*What the task requires*: For each line below that contains the string "Java", copy that line.

*Records for processing*:
>> Begin

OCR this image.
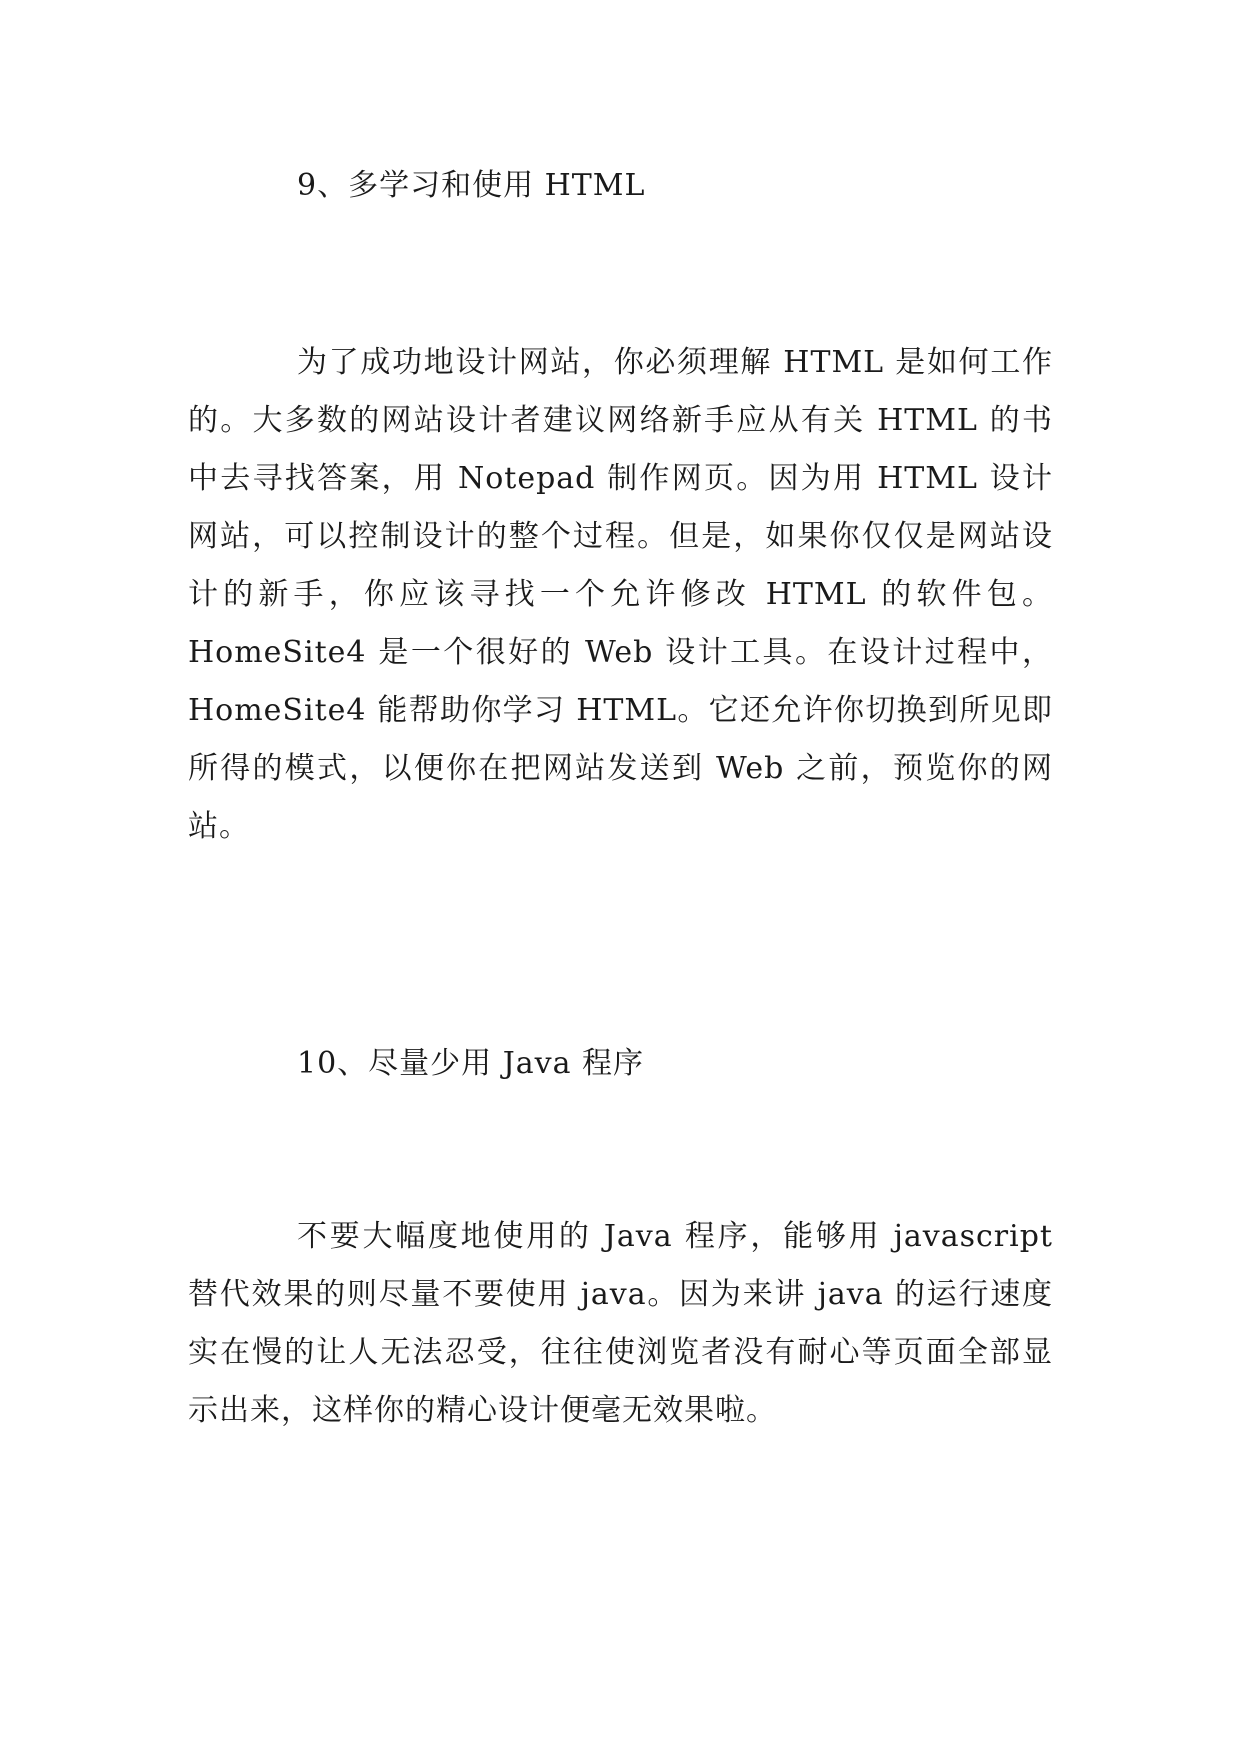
9、多学习和使用 HTML
为了成功地设计网站，你必须理解 HTML 是如何工作的。大多数的网站设计者建议网络新手应从有关 HTML 的书中去寻找答案，用 Notepad 制作网页。因为用 HTML 设计网站，可以控制设计的整个过程。但是，如果你仅仅是网站设计的新手，你应该寻找一个允许修改 HTML 的软件包。HomeSite4 是一个很好的 Web 设计工具。在设计过程中，HomeSite4 能帮助你学习 HTML。它还允许你切换到所见即所得的模式，以便你在把网站发送到 Web 之前，预览你的网站。
10、尽量少用 Java 程序
不要大幅度地使用的 Java 程序，能够用 javascript 替代效果的则尽量不要使用 java。因为来讲 java 的运行速度实在慢的让人无法忍受，往往使浏览者没有耐心等页面全部显示出来，这样你的精心设计便毫无效果啦。
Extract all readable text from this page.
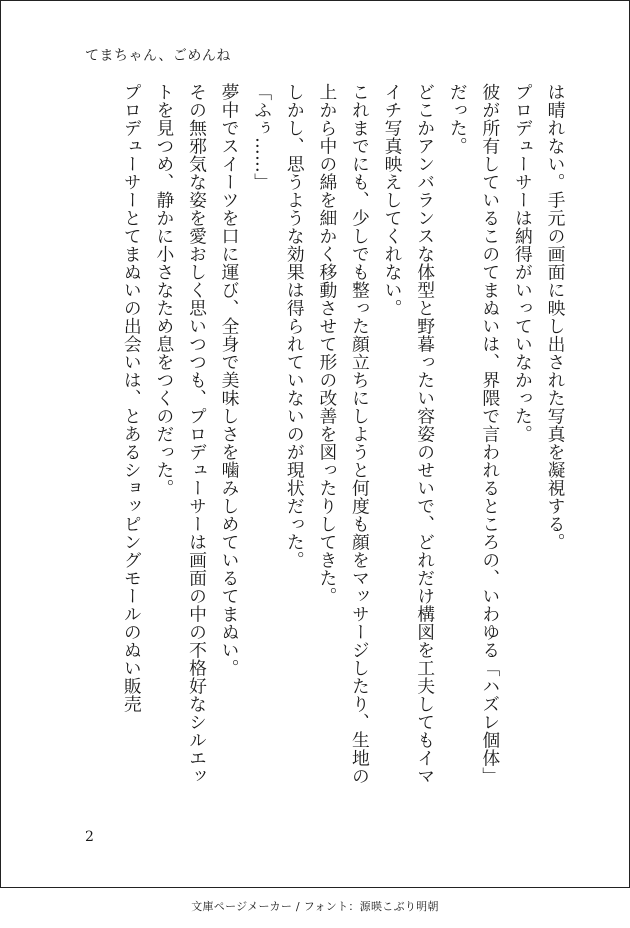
てまちゃん、ごめんね

は晴れない。手元の画面に映し出された写真を凝視する。

プロデューサーは納得がいっていなかった。

彼が所有しているこのてまぬいは、界隈で言われるところの、いわゆる「ハズレ個体」だった。

どこかアンバランスな体型と野暮ったい容姿のせいで、どれだけ構図を工夫してもイマイチ写真映えしてくれない。

これまでにも、少しでも整った顔立ちにしようと何度も顔をマッサージしたり、生地の上から中の綿を細かく移動させて形の改善を図ったりしてきた。

しかし、思うような効果は得られていないのが現状だった。

「ふぅ……」

夢中でスイーツを口に運び、全身で美味しさを噛みしめているてまぬい。

その無邪気な姿を愛おしく思いつつも、プロデューサーは画面の中の不格好なシルエットを見つめ、静かに小さなため息をつくのだった。

プロデューサーとてまぬいの出会いは、とあるショッピングモールのぬい販売

2
文庫ページメーカー / フォント：源暎こぶり明朝
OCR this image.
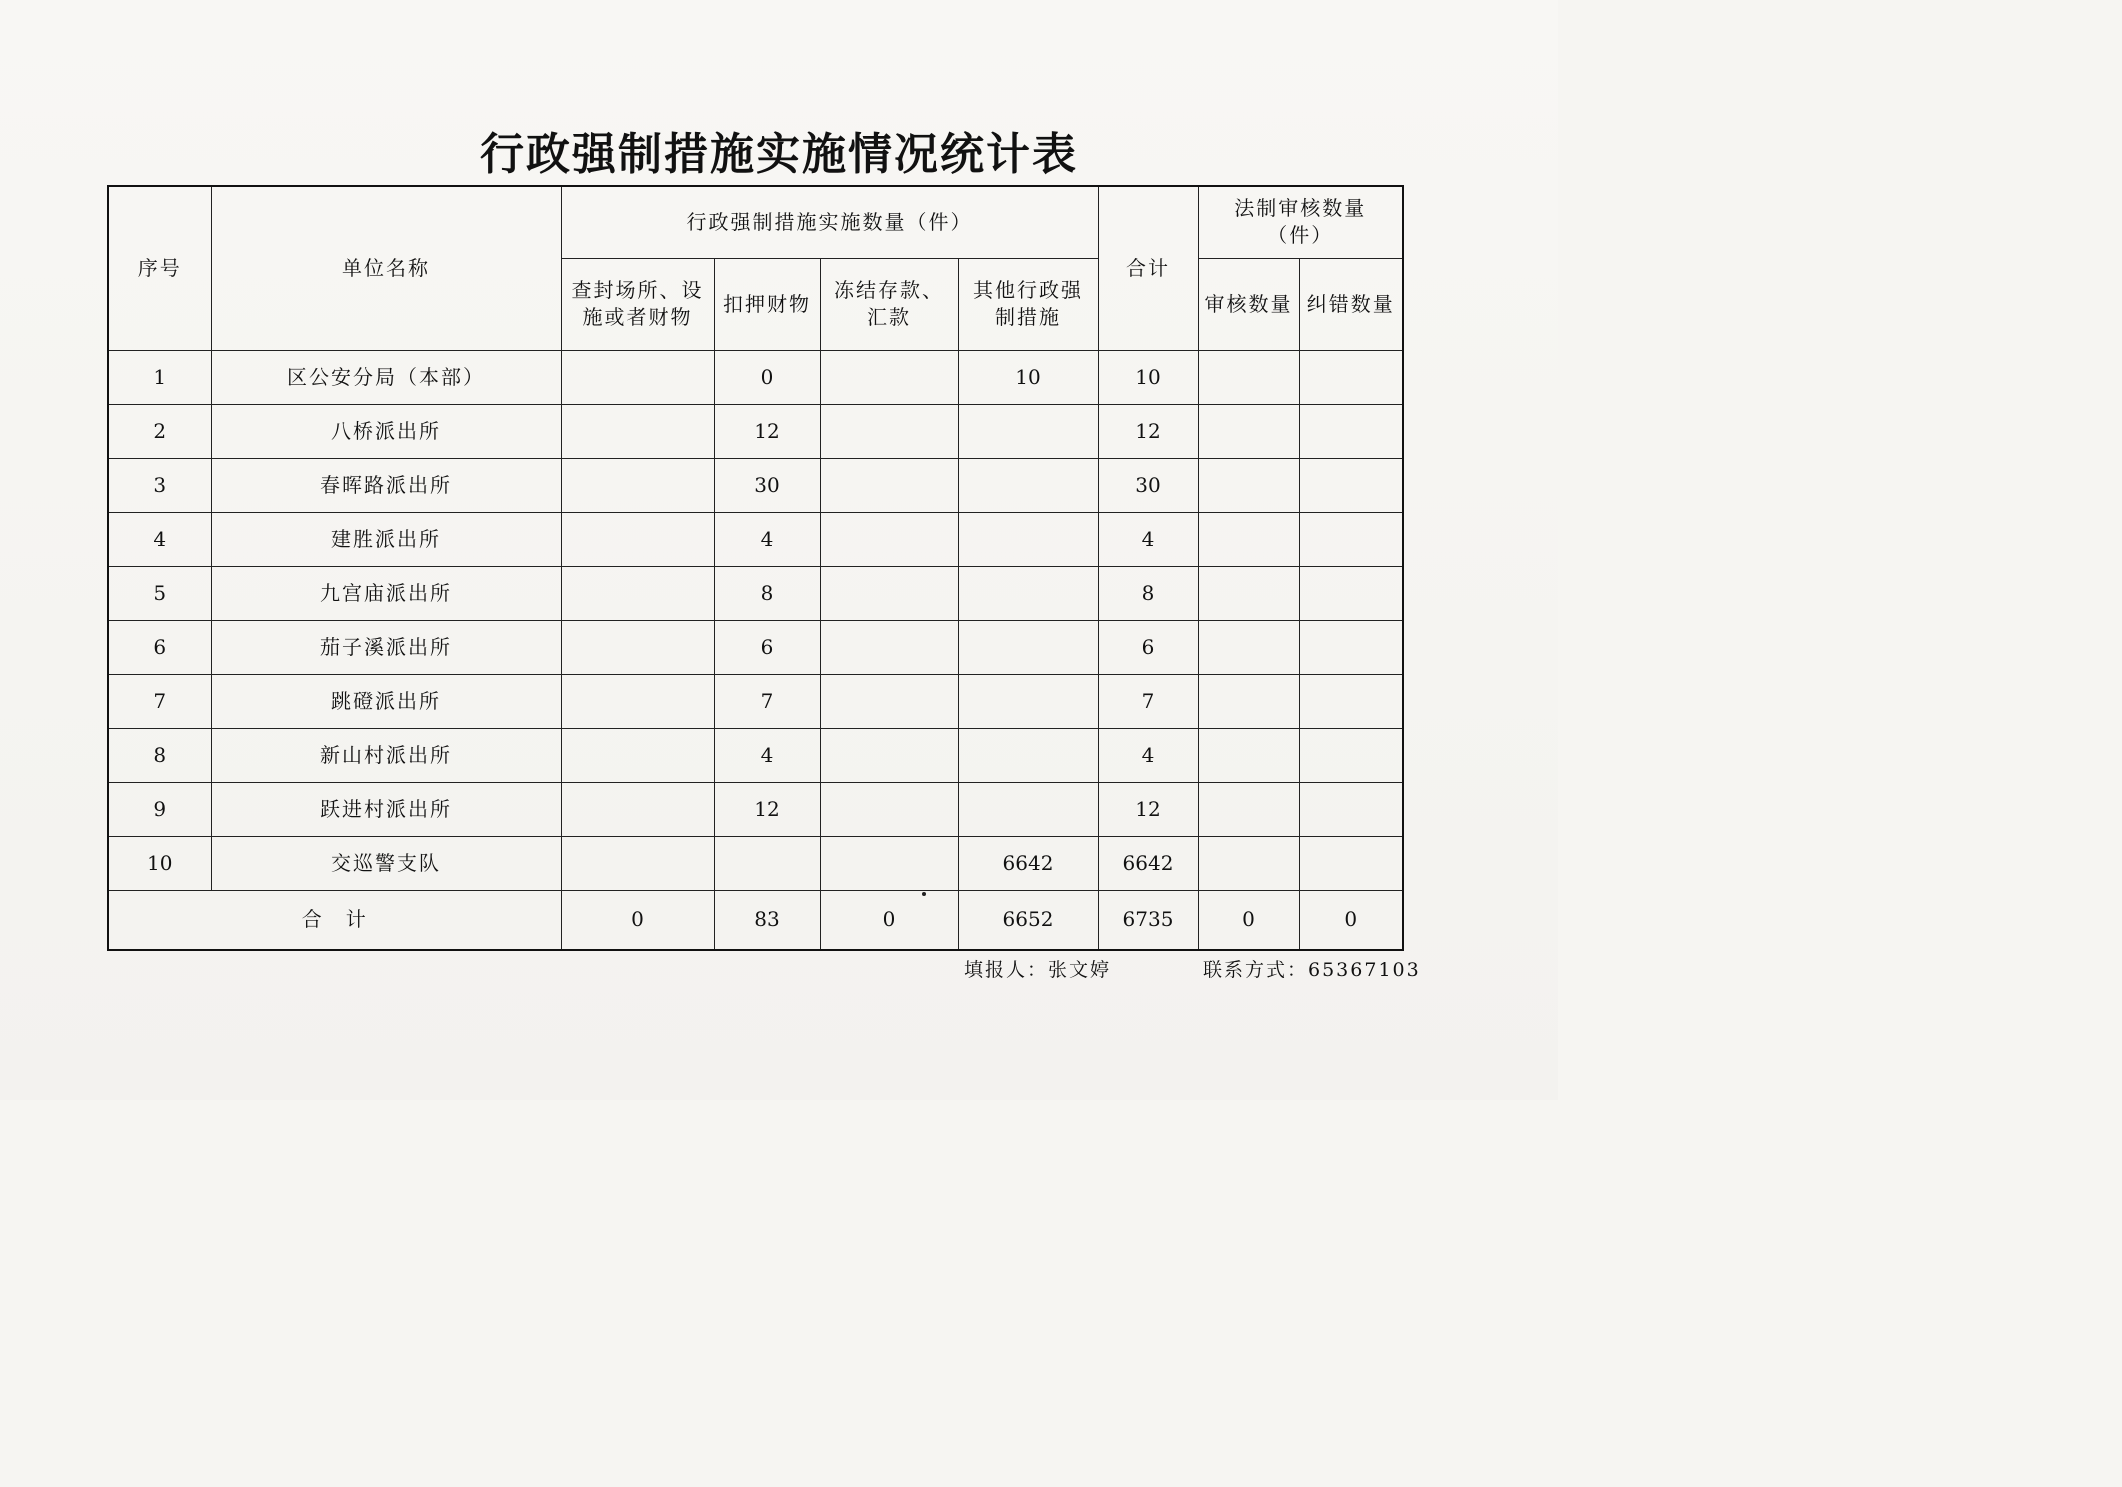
行政强制措施实施情况统计表
序号	单位名称	行政强制措施实施数量（件）				合计	法制审核数量（件）	
		查封场所、设施或者财物	扣押财物	冻结存款、汇款	其他行政强制措施		审核数量	纠错数量
1	区公安分局（本部）		0		10	10		
2	八桥派出所		12			12		
3	春晖路派出所		30			30		
4	建胜派出所		4			4		
5	九宫庙派出所		8			8		
6	茄子溪派出所		6			6		
7	跳磴派出所		7			7		
8	新山村派出所		4			4		
9	跃进村派出所		12			12		
10	交巡警支队				6642	6642		
合　计		0	83	0	6652	6735	0	0
填报人：张文婷	联系方式：65367103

>> End

*Answer to this exercise*:
10、尽量少用 Java 程序
不要大幅度地使用的 Java 程序，能够用 javascript 替代效果的则尽量不要使用 java。因为来讲 java 的运行速度实在慢的让人无法忍受，往往使浏览者没有耐心等页面全部显示出来，这样你的精心设计便毫无效果啦。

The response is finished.